_Requirement 1_
Could you quote the competence-versus-performance post between "Competence vs. Performance" and "broadcast over YouTube.", inclusive?

##### Given passage #####

Competence vs. Performance
Gordon, Peter
pgordon at exchange.tc.columbia.edu
Thu Oct 18 18:41:54 UTC 2007
Robin,
Miss South Carolina was perfectly coherent the next day on talk shows after her embarrassing moment was broadcast over YouTube.
http://www.youtube.com/watch?v=fQKNvPn3V-8&mode=related&search=
My slightly less than serious point was that to not make a distinction between competence and performance is to say that her "performance" at the beauty pageant should not be distinguished from her actual knowledge of language, which seems to be your implication when you say that "language learning has fallen badly short here." This is precisely the conclusion that you would have to draw if you do not make allowances for impaired performance under stressful conditions. The claim about competence/performance is simply that the whole spectrum of everyday speech contains minor to major stresses and often fails to fully reveal the underlying knowledge of language (i.e., the natural language exemplified by the local dialect of one's culture).

##### Records for the exercise #####

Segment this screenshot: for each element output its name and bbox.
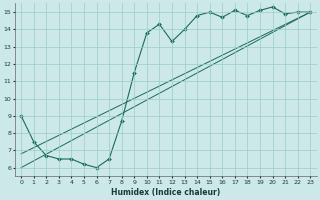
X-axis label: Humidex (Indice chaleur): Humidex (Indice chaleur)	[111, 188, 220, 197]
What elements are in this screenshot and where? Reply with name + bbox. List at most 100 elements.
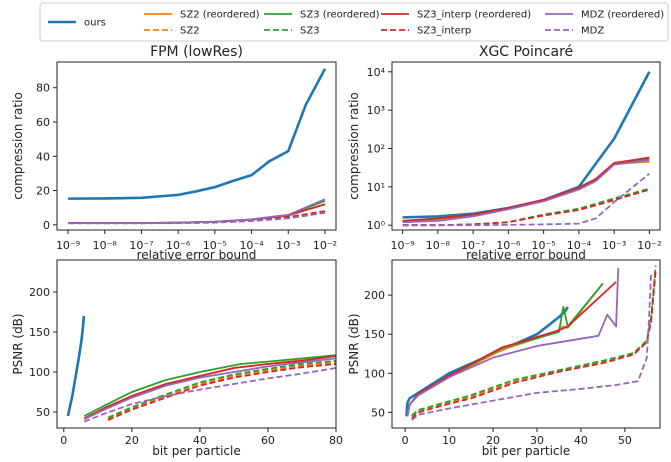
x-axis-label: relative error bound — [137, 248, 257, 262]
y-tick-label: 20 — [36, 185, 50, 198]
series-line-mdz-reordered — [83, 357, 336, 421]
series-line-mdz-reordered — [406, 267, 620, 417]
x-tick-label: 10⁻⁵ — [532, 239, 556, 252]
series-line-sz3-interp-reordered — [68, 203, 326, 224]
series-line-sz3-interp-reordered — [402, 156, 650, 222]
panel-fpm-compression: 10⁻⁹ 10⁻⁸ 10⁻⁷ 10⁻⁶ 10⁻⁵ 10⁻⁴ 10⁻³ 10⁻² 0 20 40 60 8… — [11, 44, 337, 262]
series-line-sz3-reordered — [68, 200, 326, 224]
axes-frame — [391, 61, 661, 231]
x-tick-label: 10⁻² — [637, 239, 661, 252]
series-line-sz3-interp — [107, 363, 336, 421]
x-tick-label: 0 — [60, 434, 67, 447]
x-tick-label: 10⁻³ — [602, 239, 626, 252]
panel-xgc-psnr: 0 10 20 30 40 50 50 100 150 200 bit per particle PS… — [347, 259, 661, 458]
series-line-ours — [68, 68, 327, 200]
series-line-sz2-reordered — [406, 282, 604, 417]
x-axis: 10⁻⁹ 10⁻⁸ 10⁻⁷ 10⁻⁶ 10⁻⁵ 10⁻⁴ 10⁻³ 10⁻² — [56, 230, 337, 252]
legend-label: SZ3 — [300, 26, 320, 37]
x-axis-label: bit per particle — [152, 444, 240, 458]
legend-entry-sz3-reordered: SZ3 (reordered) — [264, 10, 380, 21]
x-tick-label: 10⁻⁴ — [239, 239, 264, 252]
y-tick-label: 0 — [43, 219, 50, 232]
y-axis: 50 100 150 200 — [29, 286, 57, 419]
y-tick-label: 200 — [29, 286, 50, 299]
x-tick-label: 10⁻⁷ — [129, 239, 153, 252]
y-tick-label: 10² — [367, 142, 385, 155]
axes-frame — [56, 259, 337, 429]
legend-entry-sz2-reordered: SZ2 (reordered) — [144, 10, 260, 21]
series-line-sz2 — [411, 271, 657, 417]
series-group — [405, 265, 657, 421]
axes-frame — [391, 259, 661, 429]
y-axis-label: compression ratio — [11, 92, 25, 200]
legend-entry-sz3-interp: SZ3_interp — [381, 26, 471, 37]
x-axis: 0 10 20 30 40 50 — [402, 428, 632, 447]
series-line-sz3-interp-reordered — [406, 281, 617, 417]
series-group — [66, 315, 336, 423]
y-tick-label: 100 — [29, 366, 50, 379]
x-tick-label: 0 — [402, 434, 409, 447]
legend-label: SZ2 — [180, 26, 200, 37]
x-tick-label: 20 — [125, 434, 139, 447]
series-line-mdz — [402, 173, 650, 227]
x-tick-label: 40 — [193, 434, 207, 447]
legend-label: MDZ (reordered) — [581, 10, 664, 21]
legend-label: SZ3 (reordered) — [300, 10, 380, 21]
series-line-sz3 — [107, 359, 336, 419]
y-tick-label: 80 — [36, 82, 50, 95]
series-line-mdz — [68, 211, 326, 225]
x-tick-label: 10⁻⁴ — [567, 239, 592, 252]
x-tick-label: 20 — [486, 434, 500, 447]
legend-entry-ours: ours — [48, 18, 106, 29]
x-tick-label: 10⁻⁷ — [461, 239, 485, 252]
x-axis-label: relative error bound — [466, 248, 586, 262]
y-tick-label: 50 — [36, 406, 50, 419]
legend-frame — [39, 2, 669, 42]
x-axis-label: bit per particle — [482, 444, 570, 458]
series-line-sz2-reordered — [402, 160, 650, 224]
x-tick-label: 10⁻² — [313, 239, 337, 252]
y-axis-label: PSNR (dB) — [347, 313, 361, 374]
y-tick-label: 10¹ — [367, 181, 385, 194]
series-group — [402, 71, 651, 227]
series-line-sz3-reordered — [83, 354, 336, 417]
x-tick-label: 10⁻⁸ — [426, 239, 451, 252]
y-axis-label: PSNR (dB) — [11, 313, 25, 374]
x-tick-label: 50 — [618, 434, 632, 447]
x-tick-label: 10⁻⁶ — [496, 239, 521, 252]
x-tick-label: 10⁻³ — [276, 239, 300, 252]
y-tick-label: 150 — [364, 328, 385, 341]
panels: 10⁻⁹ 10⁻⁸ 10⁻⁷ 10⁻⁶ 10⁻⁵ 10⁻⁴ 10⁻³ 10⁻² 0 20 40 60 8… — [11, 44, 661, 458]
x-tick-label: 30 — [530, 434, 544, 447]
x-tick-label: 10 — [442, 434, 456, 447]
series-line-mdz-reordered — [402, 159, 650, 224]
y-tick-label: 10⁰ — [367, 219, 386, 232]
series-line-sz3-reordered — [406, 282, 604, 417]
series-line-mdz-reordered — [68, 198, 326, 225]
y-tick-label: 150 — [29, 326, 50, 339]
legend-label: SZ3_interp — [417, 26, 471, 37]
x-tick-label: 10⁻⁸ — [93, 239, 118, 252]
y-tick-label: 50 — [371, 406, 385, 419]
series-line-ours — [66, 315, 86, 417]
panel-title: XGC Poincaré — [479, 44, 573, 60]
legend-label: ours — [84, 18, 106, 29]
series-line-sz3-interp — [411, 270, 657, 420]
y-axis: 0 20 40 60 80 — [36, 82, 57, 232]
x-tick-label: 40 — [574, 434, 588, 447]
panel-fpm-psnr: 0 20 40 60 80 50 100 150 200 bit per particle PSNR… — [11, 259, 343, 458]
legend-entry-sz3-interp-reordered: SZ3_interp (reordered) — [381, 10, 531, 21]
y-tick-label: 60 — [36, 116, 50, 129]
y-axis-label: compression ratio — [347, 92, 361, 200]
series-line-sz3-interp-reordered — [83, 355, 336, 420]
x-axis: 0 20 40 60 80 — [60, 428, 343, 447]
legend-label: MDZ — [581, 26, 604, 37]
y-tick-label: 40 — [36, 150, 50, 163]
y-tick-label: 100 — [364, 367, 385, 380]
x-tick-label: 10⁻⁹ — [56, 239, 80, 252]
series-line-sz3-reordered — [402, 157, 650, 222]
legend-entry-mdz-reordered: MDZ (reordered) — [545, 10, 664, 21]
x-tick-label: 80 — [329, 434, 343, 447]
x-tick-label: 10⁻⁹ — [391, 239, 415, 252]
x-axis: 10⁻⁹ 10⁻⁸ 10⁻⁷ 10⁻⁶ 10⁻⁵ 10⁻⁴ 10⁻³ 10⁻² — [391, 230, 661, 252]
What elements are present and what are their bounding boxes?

#####

_Requirement 2_
Rewrite only the records between the lines holding "X-axis label: Humidex" and "What elements are in", inclusive, with "screenshot" replaced by "image" and everything else unchanged.

_Correct response 1_
Competence vs. Performance
Gordon, Peter
pgordon at exchange.tc.columbia.edu
Thu Oct 18 18:41:54 UTC 2007
Robin,
Miss South Carolina was perfectly coherent the next day on talk shows after her embarrassing moment was broadcast over YouTube.

_Correct response 2_
X-axis label: Humidex (Indice chaleur): Humidex (Indice chaleur)	[111, 188, 220, 197]
What elements are in this image and where? Reply with name + bbox. List at most 100 elements.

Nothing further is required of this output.